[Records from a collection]
--------------------

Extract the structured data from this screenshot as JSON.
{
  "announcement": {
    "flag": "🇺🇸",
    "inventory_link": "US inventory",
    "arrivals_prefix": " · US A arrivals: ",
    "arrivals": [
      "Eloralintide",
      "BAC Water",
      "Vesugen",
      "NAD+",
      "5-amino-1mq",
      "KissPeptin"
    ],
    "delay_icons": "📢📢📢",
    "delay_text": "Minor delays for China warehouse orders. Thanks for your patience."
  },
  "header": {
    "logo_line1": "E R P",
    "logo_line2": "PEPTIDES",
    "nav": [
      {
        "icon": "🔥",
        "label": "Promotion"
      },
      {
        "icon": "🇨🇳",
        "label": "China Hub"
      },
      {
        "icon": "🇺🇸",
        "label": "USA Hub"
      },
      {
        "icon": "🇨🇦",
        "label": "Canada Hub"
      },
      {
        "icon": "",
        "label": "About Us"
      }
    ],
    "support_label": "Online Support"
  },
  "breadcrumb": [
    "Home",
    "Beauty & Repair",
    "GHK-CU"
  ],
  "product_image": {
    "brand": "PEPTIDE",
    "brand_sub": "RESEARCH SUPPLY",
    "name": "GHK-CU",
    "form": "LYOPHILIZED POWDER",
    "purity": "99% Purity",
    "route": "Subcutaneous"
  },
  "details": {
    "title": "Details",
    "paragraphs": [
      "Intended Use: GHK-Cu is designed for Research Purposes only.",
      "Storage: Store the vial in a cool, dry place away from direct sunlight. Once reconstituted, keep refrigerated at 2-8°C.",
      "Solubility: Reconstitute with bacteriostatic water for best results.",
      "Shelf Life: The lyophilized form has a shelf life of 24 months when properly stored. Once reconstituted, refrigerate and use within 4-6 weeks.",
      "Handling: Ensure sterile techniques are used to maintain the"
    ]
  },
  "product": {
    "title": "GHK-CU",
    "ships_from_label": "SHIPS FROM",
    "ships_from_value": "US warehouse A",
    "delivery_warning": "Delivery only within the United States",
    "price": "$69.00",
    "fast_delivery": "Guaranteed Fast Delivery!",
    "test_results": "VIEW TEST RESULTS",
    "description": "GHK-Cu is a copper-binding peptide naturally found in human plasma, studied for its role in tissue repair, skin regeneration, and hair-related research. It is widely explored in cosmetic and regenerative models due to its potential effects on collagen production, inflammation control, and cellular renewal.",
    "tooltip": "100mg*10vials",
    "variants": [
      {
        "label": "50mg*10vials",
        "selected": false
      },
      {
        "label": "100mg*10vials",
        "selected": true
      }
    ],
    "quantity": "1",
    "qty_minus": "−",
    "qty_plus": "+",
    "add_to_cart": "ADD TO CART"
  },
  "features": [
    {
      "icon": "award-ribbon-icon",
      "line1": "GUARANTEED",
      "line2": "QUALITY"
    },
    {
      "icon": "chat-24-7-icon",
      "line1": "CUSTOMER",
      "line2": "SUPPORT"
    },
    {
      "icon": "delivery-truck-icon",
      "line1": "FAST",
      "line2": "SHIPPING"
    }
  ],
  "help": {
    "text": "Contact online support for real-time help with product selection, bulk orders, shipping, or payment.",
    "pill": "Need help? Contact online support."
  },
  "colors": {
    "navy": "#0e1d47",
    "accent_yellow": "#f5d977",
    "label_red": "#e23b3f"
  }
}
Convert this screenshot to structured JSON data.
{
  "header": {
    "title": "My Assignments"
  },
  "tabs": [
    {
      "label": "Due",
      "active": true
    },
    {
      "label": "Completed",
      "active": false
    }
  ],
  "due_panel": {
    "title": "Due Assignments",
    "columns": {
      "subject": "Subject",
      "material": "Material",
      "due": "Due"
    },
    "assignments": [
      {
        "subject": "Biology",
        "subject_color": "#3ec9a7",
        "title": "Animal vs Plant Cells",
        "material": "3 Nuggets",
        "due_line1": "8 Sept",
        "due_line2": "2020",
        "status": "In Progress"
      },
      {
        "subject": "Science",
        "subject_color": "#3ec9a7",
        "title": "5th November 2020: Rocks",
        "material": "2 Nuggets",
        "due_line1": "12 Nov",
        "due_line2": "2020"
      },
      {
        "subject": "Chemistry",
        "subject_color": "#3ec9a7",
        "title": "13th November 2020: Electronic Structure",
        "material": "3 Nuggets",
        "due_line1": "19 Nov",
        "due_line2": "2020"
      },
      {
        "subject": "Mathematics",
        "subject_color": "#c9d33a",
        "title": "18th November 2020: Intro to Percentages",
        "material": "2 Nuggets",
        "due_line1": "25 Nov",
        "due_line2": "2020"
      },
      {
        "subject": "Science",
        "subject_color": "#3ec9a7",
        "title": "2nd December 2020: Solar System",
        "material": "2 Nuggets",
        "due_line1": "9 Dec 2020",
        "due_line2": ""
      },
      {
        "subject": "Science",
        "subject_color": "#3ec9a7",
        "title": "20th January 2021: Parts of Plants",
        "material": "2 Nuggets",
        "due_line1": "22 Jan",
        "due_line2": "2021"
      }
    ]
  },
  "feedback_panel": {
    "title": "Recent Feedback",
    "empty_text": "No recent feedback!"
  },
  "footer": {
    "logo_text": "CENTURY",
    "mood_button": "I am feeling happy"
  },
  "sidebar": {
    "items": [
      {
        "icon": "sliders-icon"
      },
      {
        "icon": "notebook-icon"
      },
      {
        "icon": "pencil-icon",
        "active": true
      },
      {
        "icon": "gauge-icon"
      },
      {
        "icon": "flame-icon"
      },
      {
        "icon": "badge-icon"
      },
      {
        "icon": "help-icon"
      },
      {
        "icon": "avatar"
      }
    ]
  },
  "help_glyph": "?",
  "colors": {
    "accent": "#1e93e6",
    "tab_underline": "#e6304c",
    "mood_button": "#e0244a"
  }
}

--------------------

Word for word, write out every entry shown above.

[Answer to this exercise]
Extract the structured data from this screenshot as JSON.
{
  "announcement": {
    "flag": "🇺🇸",
    "inventory_link": "US inventory",
    "arrivals_prefix": " · US A arrivals: ",
    "arrivals": [
      "Eloralintide",
      "BAC Water",
      "Vesugen",
      "NAD+",
      "5-amino-1mq",
      "KissPeptin"
    ],
    "delay_icons": "📢📢📢",
    "delay_text": "Minor delays for China warehouse orders. Thanks for your patience."
  },
  "header": {
    "logo_line1": "E R P",
    "logo_line2": "PEPTIDES",
    "nav": [
      {
        "icon": "🔥",
        "label": "Promotion"
      },
      {
        "icon": "🇨🇳",
        "label": "China Hub"
      },
      {
        "icon": "🇺🇸",
        "label": "USA Hub"
      },
      {
        "icon": "🇨🇦",
        "label": "Canada Hub"
      },
      {
        "icon": "",
        "label": "About Us"
      }
    ],
    "support_label": "Online Support"
  },
  "breadcrumb": [
    "Home",
    "Beauty & Repair",
    "GHK-CU"
  ],
  "product_image": {
    "brand": "PEPTIDE",
    "brand_sub": "RESEARCH SUPPLY",
    "name": "GHK-CU",
    "form": "LYOPHILIZED POWDER",
    "purity": "99% Purity",
    "route": "Subcutaneous"
  },
  "details": {
    "title": "Details",
    "paragraphs": [
      "Intended Use: GHK-Cu is designed for Research Purposes only.",
      "Storage: Store the vial in a cool, dry place away from direct sunlight. Once reconstituted, keep refrigerated at 2-8°C.",
      "Solubility: Reconstitute with bacteriostatic water for best results.",
      "Shelf Life: The lyophilized form has a shelf life of 24 months when properly stored. Once reconstituted, refrigerate and use within 4-6 weeks.",
      "Handling: Ensure sterile techniques are used to maintain the"
    ]
  },
  "product": {
    "title": "GHK-CU",
    "ships_from_label": "SHIPS FROM",
    "ships_from_value": "US warehouse A",
    "delivery_warning": "Delivery only within the United States",
    "price": "$69.00",
    "fast_delivery": "Guaranteed Fast Delivery!",
    "test_results": "VIEW TEST RESULTS",
    "description": "GHK-Cu is a copper-binding peptide naturally found in human plasma, studied for its role in tissue repair, skin regeneration, and hair-related research. It is widely explored in cosmetic and regenerative models due to its potential effects on collagen production, inflammation control, and cellular renewal.",
    "tooltip": "100mg*10vials",
    "variants": [
      {
        "label": "50mg*10vials",
        "selected": false
      },
      {
        "label": "100mg*10vials",
        "selected": true
      }
    ],
    "quantity": "1",
    "qty_minus": "−",
    "qty_plus": "+",
    "add_to_cart": "ADD TO CART"
  },
  "features": [
    {
      "icon": "award-ribbon-icon",
      "line1": "GUARANTEED",
      "line2": "QUALITY"
    },
    {
      "icon": "chat-24-7-icon",
      "line1": "CUSTOMER",
      "line2": "SUPPORT"
    },
    {
      "icon": "delivery-truck-icon",
      "line1": "FAST",
      "line2": "SHIPPING"
    }
  ],
  "help": {
    "text": "Contact online support for real-time help with product selection, bulk orders, shipping, or payment.",
    "pill": "Need help? Contact online support."
  },
  "colors": {
    "navy": "#0e1d47",
    "accent_yellow": "#f5d977",
    "label_red": "#e23b3f"
  }
}
Convert this screenshot to structured JSON data.
{
  "header": {
    "title": "My Assignments"
  },
  "tabs": [
    {
      "label": "Due",
      "active": true
    },
    {
      "label": "Completed",
      "active": false
    }
  ],
  "due_panel": {
    "title": "Due Assignments",
    "columns": {
      "subject": "Subject",
      "material": "Material",
      "due": "Due"
    },
    "assignments": [
      {
        "subject": "Biology",
        "subject_color": "#3ec9a7",
        "title": "Animal vs Plant Cells",
        "material": "3 Nuggets",
        "due_line1": "8 Sept",
        "due_line2": "2020",
        "status": "In Progress"
      },
      {
        "subject": "Science",
        "subject_color": "#3ec9a7",
        "title": "5th November 2020: Rocks",
        "material": "2 Nuggets",
        "due_line1": "12 Nov",
        "due_line2": "2020"
      },
      {
        "subject": "Chemistry",
        "subject_color": "#3ec9a7",
        "title": "13th November 2020: Electronic Structure",
        "material": "3 Nuggets",
        "due_line1": "19 Nov",
        "due_line2": "2020"
      },
      {
        "subject": "Mathematics",
        "subject_color": "#c9d33a",
        "title": "18th November 2020: Intro to Percentages",
        "material": "2 Nuggets",
        "due_line1": "25 Nov",
        "due_line2": "2020"
      },
      {
        "subject": "Science",
        "subject_color": "#3ec9a7",
        "title": "2nd December 2020: Solar System",
        "material": "2 Nuggets",
        "due_line1": "9 Dec 2020",
        "due_line2": ""
      },
      {
        "subject": "Science",
        "subject_color": "#3ec9a7",
        "title": "20th January 2021: Parts of Plants",
        "material": "2 Nuggets",
        "due_line1": "22 Jan",
        "due_line2": "2021"
      }
    ]
  },
  "feedback_panel": {
    "title": "Recent Feedback",
    "empty_text": "No recent feedback!"
  },
  "footer": {
    "logo_text": "CENTURY",
    "mood_button": "I am feeling happy"
  },
  "sidebar": {
    "items": [
      {
        "icon": "sliders-icon"
      },
      {
        "icon": "notebook-icon"
      },
      {
        "icon": "pencil-icon",
        "active": true
      },
      {
        "icon": "gauge-icon"
      },
      {
        "icon": "flame-icon"
      },
      {
        "icon": "badge-icon"
      },
      {
        "icon": "help-icon"
      },
      {
        "icon": "avatar"
      }
    ]
  },
  "help_glyph": "?",
  "colors": {
    "accent": "#1e93e6",
    "tab_underline": "#e6304c",
    "mood_button": "#e0244a"
  }
}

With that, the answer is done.